* **Problem details**
Extract every line that includes the string "обслуживание".

:: Material for this task ::

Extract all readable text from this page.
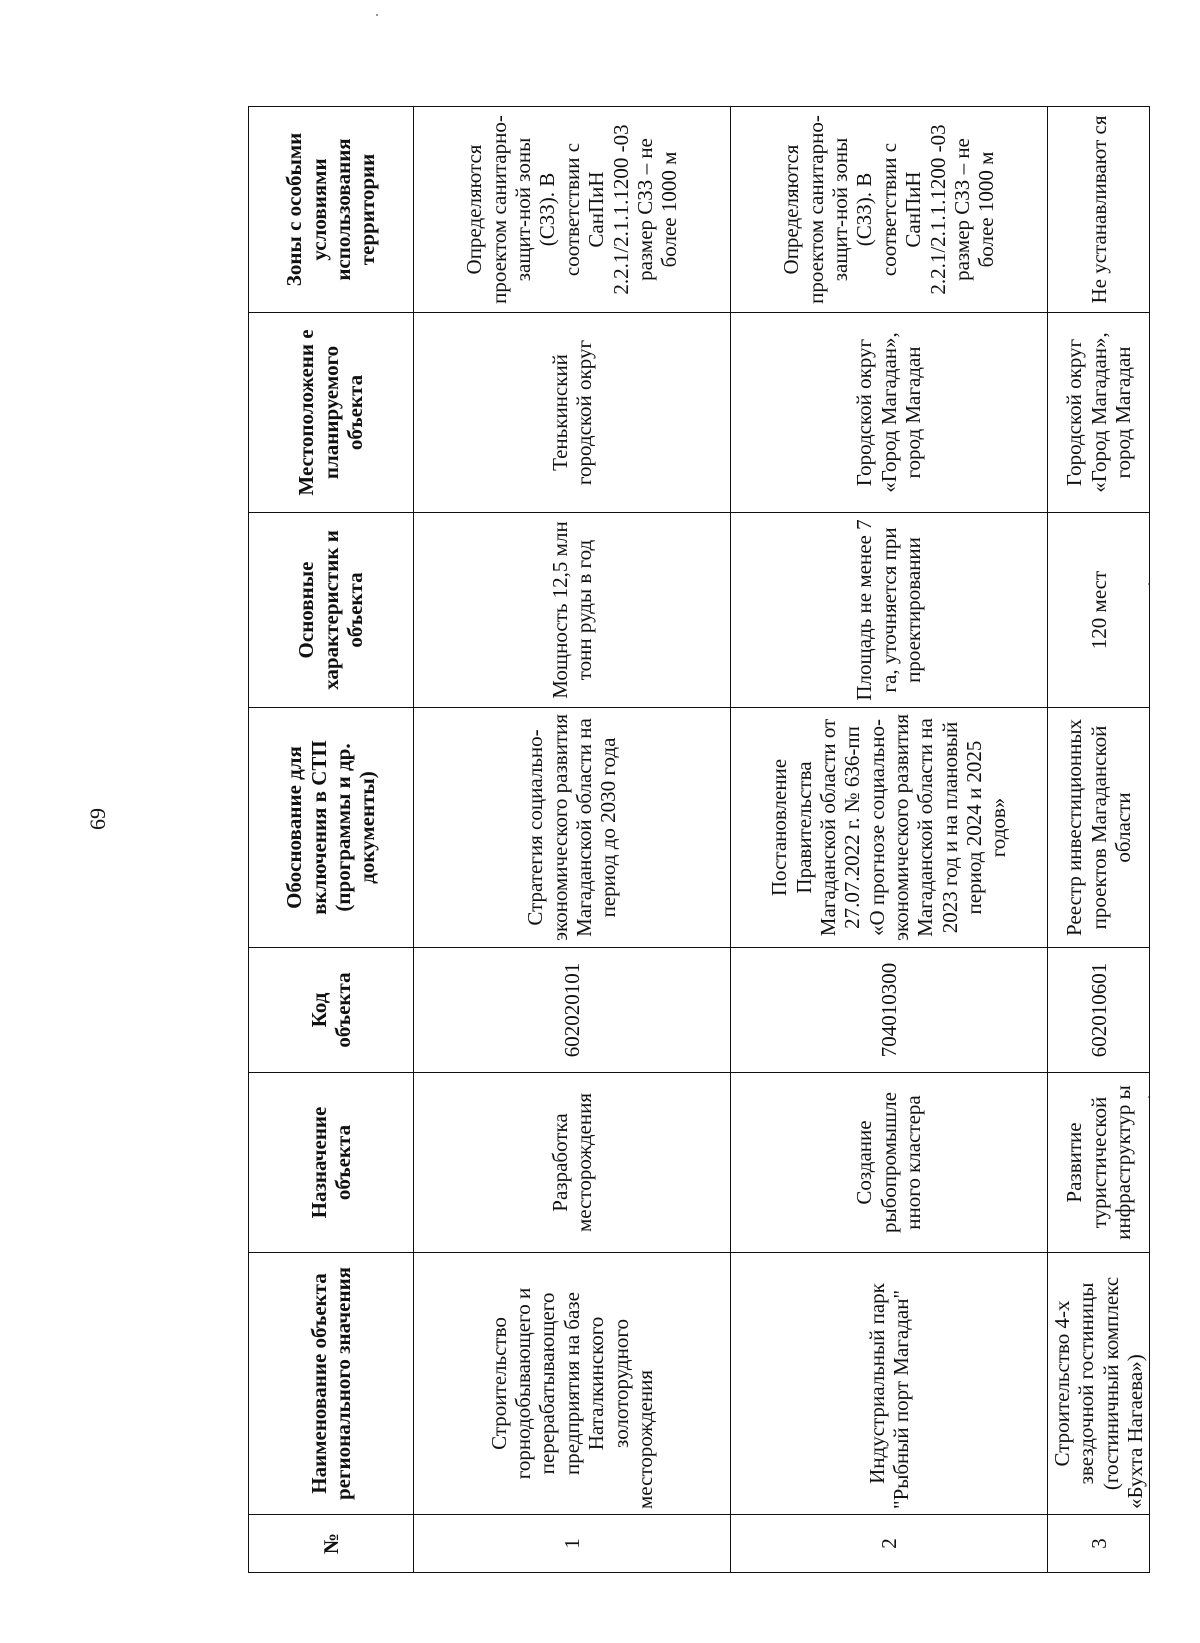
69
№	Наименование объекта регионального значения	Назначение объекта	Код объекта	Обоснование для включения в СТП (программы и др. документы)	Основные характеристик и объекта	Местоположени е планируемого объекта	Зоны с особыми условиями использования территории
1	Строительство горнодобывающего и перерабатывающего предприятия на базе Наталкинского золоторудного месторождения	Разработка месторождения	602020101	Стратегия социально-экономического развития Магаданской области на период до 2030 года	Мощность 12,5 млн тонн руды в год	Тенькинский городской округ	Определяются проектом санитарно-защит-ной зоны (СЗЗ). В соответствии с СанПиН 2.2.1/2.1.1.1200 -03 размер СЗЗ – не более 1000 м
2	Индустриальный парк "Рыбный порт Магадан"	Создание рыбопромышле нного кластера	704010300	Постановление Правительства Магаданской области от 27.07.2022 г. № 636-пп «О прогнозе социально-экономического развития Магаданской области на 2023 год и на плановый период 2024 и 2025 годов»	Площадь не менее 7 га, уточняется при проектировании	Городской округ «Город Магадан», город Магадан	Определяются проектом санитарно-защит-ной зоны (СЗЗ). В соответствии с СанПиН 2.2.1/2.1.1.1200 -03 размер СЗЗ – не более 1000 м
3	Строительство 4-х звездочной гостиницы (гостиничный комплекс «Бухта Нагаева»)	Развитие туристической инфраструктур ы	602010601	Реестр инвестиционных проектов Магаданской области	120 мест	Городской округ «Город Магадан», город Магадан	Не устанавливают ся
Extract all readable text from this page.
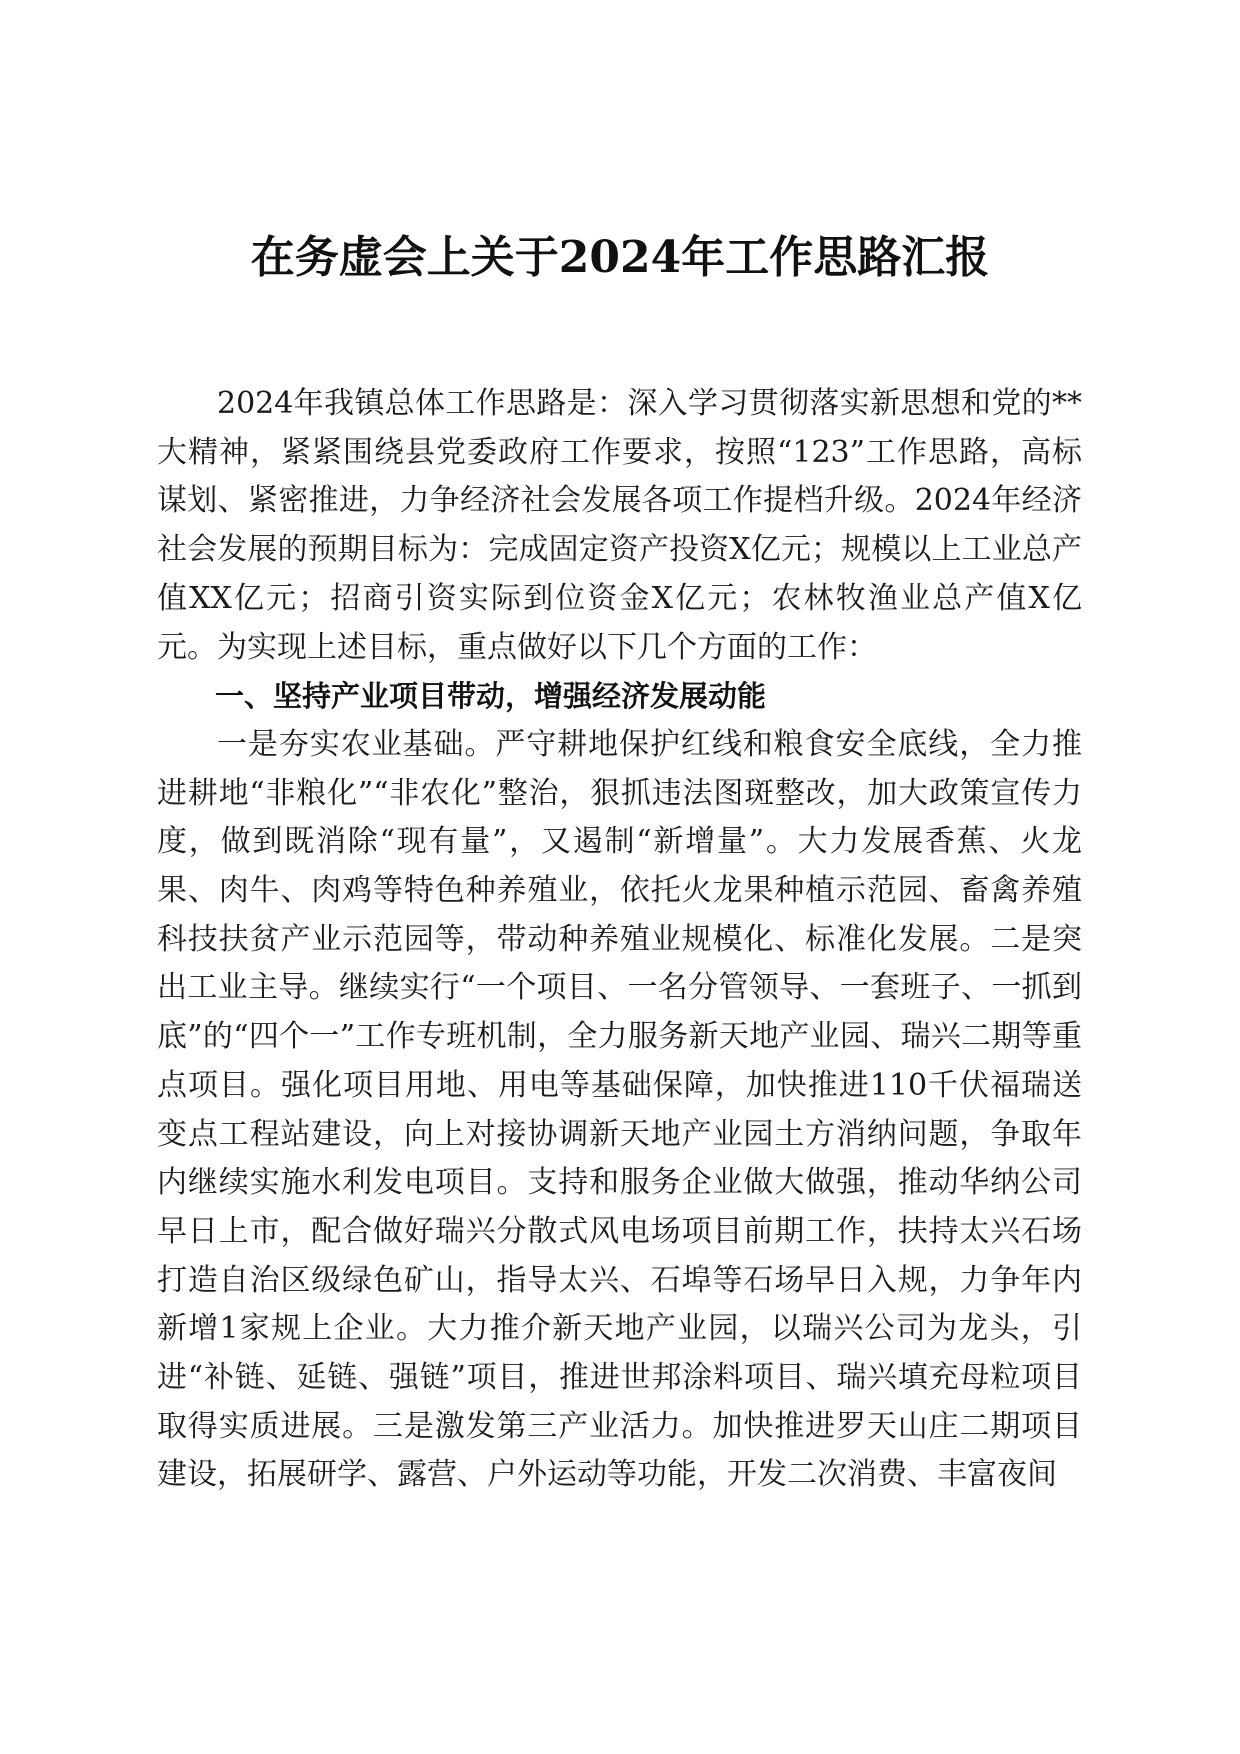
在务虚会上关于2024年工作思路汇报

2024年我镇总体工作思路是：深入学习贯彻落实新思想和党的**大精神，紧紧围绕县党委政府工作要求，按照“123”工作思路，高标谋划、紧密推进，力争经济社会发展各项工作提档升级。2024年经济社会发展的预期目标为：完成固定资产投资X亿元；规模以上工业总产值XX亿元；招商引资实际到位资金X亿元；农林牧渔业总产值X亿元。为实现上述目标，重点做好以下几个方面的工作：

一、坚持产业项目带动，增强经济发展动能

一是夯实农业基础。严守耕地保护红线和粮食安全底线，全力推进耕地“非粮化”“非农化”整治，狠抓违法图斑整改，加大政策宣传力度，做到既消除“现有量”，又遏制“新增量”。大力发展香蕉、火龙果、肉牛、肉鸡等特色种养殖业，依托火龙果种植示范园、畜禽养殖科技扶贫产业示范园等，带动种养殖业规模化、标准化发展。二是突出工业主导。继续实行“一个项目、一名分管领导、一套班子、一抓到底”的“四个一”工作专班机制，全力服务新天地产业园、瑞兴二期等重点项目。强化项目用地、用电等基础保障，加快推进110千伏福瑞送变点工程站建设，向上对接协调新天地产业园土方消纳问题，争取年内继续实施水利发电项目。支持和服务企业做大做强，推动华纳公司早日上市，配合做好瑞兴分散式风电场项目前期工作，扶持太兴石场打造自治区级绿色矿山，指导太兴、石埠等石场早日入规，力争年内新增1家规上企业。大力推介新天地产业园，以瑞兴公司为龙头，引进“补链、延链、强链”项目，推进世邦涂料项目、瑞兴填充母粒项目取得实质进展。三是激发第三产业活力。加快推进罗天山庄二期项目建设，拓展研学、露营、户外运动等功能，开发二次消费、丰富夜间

:::
:: Material for this task ::

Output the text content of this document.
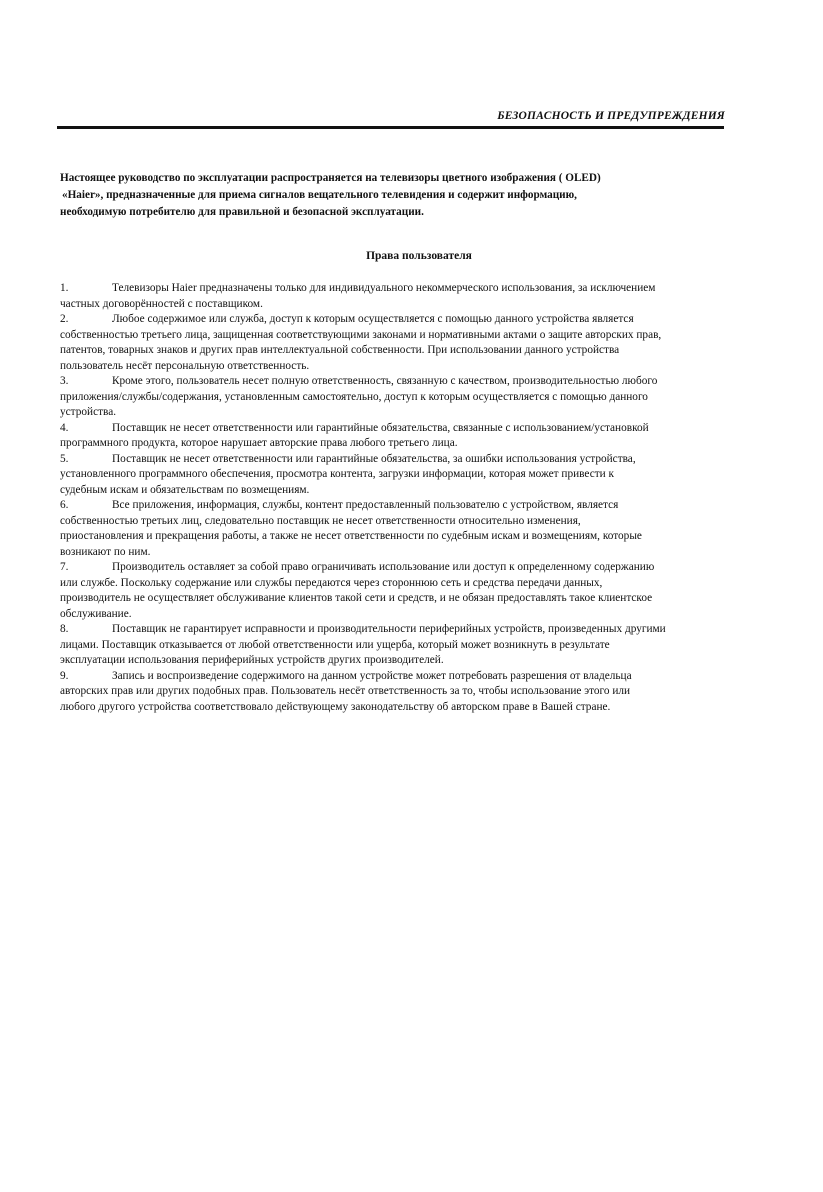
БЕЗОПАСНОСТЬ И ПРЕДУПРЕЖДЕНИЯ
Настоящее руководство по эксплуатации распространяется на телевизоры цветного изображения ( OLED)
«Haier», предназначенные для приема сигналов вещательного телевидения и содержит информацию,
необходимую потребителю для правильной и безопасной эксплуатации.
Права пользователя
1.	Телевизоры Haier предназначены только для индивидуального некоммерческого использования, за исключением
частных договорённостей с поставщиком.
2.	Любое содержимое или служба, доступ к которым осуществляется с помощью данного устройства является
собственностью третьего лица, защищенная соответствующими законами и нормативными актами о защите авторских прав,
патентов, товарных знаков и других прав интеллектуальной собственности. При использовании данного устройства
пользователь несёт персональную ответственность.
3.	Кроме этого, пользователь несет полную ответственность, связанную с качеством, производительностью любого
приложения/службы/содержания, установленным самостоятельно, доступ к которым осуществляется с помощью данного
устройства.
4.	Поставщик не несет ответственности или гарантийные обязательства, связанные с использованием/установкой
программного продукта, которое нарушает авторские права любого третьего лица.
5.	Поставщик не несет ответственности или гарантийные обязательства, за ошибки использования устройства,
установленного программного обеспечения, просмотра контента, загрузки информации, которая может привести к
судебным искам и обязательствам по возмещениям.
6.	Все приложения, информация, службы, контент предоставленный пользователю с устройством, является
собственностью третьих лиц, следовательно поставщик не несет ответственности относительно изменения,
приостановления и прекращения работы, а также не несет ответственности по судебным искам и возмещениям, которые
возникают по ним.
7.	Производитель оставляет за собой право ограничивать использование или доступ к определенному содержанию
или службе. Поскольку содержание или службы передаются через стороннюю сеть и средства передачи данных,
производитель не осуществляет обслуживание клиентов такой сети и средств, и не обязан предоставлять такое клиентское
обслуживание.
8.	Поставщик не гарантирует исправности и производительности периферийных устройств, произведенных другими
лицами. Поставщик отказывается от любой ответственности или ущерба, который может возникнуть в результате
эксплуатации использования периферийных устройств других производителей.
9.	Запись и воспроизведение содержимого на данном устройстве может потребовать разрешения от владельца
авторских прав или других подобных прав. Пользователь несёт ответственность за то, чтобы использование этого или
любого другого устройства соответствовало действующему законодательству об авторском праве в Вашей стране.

:::

* **Correct answer**
производитель не осуществляет обслуживание клиентов такой сети и средств, и не обязан предоставлять такое клиентское
обслуживание.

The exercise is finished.